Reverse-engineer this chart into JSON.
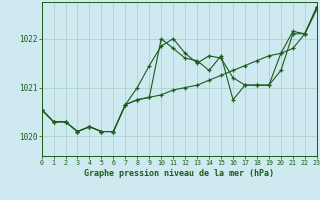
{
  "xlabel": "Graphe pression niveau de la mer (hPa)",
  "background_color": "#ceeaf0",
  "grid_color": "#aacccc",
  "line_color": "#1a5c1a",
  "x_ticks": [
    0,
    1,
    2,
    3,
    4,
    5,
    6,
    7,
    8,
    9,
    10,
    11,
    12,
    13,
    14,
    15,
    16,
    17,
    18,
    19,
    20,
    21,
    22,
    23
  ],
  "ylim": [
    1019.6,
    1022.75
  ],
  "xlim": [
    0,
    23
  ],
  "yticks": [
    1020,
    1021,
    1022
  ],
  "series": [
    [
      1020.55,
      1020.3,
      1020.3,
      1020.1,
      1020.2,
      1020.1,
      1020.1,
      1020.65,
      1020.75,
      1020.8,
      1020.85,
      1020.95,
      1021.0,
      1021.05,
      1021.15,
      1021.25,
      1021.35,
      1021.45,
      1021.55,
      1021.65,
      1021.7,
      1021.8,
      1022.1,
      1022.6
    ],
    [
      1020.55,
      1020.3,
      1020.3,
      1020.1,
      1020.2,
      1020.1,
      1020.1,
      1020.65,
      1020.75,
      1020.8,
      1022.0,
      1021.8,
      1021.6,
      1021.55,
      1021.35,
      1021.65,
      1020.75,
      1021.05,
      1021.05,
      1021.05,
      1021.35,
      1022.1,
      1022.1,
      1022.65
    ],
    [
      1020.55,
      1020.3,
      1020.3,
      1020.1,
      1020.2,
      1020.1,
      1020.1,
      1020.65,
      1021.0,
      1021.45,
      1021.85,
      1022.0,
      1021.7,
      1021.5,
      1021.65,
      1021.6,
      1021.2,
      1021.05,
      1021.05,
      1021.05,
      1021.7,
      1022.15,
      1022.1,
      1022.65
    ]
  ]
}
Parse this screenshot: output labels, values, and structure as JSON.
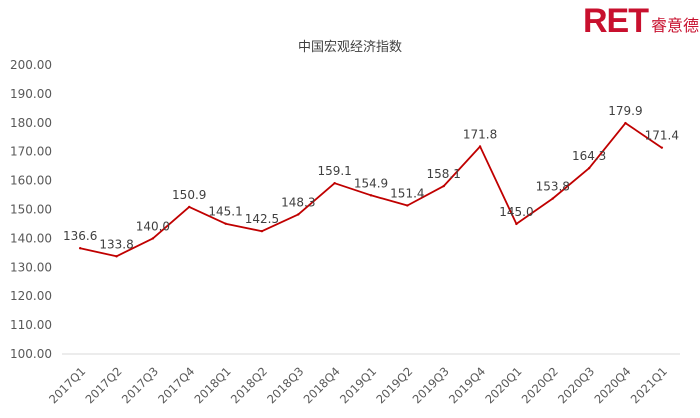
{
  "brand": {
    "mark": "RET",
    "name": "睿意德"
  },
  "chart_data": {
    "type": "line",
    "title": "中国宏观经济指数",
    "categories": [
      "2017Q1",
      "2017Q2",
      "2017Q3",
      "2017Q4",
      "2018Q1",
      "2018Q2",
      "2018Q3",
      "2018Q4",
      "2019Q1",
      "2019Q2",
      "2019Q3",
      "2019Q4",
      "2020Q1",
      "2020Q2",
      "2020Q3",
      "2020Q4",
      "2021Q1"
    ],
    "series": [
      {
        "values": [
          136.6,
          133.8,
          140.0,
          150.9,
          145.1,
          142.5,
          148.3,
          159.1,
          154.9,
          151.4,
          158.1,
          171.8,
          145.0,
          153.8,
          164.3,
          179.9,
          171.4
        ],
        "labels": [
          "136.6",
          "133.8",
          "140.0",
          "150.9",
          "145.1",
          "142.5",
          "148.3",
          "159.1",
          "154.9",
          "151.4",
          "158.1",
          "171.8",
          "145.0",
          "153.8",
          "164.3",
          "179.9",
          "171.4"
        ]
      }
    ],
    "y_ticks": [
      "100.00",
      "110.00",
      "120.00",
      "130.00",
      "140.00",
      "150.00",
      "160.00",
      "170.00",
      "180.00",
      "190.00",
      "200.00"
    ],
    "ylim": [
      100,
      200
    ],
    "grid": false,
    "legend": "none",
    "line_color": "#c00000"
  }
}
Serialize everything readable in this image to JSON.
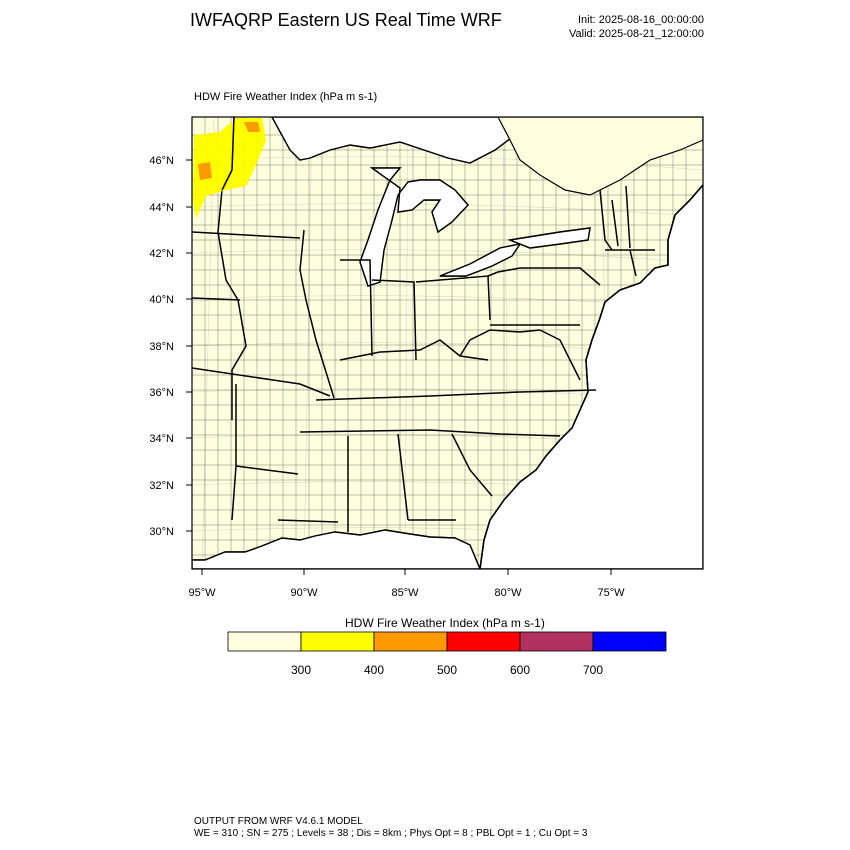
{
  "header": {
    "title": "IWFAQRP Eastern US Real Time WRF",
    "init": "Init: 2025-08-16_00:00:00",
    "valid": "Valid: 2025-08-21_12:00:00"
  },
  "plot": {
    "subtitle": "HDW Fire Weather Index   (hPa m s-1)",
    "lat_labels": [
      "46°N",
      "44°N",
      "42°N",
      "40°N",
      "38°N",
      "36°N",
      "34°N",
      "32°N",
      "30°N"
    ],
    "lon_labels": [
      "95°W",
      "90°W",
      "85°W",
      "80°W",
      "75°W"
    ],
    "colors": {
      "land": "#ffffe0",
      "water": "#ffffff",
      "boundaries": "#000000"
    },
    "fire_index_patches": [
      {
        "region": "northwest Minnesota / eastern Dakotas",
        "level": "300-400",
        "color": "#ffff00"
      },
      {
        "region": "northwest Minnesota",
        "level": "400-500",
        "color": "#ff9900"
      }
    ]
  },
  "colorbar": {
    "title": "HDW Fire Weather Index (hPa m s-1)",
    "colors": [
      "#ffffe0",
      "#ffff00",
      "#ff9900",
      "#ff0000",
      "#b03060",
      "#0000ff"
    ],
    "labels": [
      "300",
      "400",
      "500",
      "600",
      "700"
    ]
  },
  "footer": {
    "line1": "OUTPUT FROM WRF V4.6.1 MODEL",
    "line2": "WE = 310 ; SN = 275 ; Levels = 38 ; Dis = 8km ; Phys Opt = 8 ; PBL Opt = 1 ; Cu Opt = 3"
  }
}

# # #

(PROBLEM TO SOLVE): Write out an exact copy of the lines beginning at the line that contains "Serialize everything readable" and ending at the last line of the listing. Exclude pictures.

(FINAL RESULT):
Serialize everything readable in this image to JSON.
{
  "header": {
    "title": "IWFAQRP Eastern US Real Time WRF",
    "init": "Init: 2025-08-16_00:00:00",
    "valid": "Valid: 2025-08-21_12:00:00"
  },
  "plot": {
    "subtitle": "HDW Fire Weather Index   (hPa m s-1)",
    "lat_labels": [
      "46°N",
      "44°N",
      "42°N",
      "40°N",
      "38°N",
      "36°N",
      "34°N",
      "32°N",
      "30°N"
    ],
    "lon_labels": [
      "95°W",
      "90°W",
      "85°W",
      "80°W",
      "75°W"
    ],
    "colors": {
      "land": "#ffffe0",
      "water": "#ffffff",
      "boundaries": "#000000"
    },
    "fire_index_patches": [
      {
        "region": "northwest Minnesota / eastern Dakotas",
        "level": "300-400",
        "color": "#ffff00"
      },
      {
        "region": "northwest Minnesota",
        "level": "400-500",
        "color": "#ff9900"
      }
    ]
  },
  "colorbar": {
    "title": "HDW Fire Weather Index (hPa m s-1)",
    "colors": [
      "#ffffe0",
      "#ffff00",
      "#ff9900",
      "#ff0000",
      "#b03060",
      "#0000ff"
    ],
    "labels": [
      "300",
      "400",
      "500",
      "600",
      "700"
    ]
  },
  "footer": {
    "line1": "OUTPUT FROM WRF V4.6.1 MODEL",
    "line2": "WE = 310 ; SN = 275 ; Levels = 38 ; Dis = 8km ; Phys Opt = 8 ; PBL Opt = 1 ; Cu Opt = 3"
  }
}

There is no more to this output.